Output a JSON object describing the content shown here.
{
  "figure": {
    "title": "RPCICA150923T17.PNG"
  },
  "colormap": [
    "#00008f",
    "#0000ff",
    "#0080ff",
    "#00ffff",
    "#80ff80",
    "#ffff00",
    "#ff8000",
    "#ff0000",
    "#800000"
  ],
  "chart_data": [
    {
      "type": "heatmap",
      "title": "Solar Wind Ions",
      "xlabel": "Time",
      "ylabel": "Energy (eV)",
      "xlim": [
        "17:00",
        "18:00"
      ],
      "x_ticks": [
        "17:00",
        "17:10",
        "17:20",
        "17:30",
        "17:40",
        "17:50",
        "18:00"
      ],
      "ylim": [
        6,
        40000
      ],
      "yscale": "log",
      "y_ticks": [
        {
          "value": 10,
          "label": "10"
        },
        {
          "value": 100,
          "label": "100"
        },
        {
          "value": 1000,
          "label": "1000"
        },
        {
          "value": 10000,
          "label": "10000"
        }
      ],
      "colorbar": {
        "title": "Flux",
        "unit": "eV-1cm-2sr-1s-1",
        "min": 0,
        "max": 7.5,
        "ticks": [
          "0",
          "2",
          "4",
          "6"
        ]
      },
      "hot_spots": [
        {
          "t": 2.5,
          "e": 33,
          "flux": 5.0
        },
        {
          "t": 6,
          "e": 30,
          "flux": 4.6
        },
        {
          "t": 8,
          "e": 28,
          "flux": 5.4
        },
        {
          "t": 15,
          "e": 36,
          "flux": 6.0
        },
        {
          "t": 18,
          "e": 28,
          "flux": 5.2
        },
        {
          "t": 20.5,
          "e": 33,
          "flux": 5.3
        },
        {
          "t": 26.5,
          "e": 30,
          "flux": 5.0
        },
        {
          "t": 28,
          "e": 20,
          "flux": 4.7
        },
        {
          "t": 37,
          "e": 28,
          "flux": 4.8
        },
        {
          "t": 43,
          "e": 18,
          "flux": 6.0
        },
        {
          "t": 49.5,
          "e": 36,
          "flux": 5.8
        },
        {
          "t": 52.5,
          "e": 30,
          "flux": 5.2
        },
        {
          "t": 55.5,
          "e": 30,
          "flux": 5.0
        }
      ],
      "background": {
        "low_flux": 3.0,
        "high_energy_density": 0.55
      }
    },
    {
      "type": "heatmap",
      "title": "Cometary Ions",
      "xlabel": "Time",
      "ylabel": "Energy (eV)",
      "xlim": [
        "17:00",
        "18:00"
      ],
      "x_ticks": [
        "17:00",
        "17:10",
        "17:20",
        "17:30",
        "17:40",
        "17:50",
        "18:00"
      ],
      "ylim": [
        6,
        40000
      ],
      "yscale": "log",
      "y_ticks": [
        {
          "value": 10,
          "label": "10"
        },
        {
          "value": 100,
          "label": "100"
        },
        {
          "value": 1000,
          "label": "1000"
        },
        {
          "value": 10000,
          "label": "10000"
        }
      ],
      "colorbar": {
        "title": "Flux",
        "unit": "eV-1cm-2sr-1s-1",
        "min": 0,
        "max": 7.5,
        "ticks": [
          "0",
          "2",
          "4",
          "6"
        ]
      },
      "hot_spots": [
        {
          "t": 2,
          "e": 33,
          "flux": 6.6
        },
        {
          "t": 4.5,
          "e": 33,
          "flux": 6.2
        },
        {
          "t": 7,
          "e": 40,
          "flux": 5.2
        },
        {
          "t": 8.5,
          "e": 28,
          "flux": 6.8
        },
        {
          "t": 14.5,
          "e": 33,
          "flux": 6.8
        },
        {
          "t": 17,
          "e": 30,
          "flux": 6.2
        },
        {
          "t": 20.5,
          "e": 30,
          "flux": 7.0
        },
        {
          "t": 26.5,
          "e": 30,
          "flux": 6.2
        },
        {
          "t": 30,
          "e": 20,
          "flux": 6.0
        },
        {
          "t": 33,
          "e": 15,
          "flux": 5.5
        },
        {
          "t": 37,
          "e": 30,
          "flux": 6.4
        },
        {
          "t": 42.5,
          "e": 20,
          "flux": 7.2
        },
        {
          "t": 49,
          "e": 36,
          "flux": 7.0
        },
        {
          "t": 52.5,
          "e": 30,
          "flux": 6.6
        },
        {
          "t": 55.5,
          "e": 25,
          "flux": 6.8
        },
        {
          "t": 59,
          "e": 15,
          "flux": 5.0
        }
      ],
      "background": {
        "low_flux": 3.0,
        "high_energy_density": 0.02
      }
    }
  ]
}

......

• **CHALLENGE**
From the records, copy every line that has the string "title" in it.

• **FULL OUTPUT**
    "title": "RPCICA150923T17.PNG"
      "title": "Solar Wind Ions",
        "title": "Flux",
      "title": "Cometary Ions",
        "title": "Flux",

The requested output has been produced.